PRODUCER: OK, so this is a reality show about a blended family

EXEC: Like a real-life Brady Bunch?

PRODUCER: [uncovering giant blender] No

@ThugRaccoons

Me: I guess I’ll take four dollars

Wendy’s Drive thru cashier: That’s not how the dollar menu works

@RodLacroix

Child: Hey tomorrow are we still go-
Me: Canceled.
Child: What about-
Me: Postponed.
Child: Well can we-
Me: It’s closed to the public for the rest of the month.
Child:
Me:
Child: This is gonna be a loooong couple of weeks for you.

@JamieGreenlees

Sometimes I really want to throw paper at people. Brick shaped Paper. Made of brick.

@DrunksWithGuns

I am a man with convictions.

Mostly because I have a really terrible lawyer.

### MATERIAL SHOWN
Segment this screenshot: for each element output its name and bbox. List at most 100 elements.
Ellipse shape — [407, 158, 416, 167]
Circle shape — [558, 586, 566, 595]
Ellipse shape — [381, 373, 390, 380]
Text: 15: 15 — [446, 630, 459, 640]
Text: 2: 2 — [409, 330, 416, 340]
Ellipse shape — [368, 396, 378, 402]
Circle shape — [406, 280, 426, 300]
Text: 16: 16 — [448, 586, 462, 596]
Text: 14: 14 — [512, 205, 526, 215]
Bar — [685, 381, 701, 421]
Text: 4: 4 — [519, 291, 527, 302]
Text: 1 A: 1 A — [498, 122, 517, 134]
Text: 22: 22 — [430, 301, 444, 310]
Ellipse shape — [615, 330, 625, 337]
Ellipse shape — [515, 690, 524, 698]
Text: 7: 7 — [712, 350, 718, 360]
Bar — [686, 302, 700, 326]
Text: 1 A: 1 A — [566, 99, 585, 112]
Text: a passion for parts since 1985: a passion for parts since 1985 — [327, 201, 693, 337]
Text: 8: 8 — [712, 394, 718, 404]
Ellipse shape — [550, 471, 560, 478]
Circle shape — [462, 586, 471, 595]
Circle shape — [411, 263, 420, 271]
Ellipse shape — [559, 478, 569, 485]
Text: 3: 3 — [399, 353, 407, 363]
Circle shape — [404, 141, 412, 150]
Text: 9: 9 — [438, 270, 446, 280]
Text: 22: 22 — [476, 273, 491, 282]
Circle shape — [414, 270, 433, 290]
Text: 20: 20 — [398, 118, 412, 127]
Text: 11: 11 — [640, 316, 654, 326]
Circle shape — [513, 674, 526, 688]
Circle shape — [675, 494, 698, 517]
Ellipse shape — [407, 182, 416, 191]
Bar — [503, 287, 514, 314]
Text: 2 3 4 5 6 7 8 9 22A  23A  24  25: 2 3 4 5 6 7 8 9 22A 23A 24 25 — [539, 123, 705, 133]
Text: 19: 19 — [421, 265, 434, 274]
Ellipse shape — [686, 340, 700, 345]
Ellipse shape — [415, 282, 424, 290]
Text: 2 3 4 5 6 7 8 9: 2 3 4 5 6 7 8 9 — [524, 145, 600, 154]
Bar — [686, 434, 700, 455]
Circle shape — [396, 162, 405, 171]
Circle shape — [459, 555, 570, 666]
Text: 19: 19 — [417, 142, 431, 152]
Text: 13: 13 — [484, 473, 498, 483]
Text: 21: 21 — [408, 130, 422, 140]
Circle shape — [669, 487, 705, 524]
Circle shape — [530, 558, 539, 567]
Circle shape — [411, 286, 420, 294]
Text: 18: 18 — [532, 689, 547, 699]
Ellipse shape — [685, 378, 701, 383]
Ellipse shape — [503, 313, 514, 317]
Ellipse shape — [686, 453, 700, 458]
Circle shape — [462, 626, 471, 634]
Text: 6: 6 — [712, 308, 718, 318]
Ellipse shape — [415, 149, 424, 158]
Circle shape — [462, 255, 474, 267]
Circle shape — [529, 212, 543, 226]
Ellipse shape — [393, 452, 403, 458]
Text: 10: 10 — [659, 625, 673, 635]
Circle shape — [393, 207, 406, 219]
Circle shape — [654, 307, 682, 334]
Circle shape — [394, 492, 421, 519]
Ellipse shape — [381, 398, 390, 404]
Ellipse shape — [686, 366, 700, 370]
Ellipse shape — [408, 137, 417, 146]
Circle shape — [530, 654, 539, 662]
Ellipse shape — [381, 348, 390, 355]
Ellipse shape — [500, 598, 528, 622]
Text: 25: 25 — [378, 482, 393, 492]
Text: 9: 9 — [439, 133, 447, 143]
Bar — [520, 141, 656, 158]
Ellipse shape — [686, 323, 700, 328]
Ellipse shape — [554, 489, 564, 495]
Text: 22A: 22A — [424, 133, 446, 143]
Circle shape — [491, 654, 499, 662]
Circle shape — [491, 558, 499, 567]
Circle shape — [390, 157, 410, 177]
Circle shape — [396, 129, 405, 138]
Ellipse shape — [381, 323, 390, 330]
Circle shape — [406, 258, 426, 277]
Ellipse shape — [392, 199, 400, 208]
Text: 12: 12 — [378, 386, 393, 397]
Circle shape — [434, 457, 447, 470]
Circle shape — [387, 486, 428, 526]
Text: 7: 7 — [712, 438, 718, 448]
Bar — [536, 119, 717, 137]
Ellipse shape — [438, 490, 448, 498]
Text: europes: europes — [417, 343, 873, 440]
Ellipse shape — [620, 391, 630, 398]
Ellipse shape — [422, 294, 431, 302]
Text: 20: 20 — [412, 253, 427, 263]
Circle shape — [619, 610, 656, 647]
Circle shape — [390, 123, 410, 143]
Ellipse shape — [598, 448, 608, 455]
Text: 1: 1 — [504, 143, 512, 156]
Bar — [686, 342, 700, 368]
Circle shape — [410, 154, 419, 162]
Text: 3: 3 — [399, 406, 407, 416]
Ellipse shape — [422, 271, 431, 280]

### EXERCISE SET
a) In the collection of jokes, what is the producer uncovering when he says "No"?
b) List every account handle that appears in the collection of jokes.
c) Pick up the collection of jokes after its last line and add a few more in the same style.
The records have nothing to do with the collection of jokes.

### OUTPUTS IN ORDER
a) A giant blender.

b) @ThugRaccoons, @RodLacroix, @JamieGreenlees, @DrunksWithGuns

c)
@briancthayer

*mom puts a gummy vitamin in my mouth while I yawn*

Mom, I’m 36. *chews it up, swallows* Adults are supposed to have 2 though.

@BuckyIsotope

WIFE: how’s dinner
ME: these mashed potatoes are dank
WIFE: is that bad or good
ME: …
WIFE: …
ME: I don’t know

@pilau

My 4yo just said “is life a dream because it doesn’t make sense” and I suspect he’s right

@just1fool

Nothing much worse than being forced to listen to someone else’s music and not be able to tell them their taste is shit.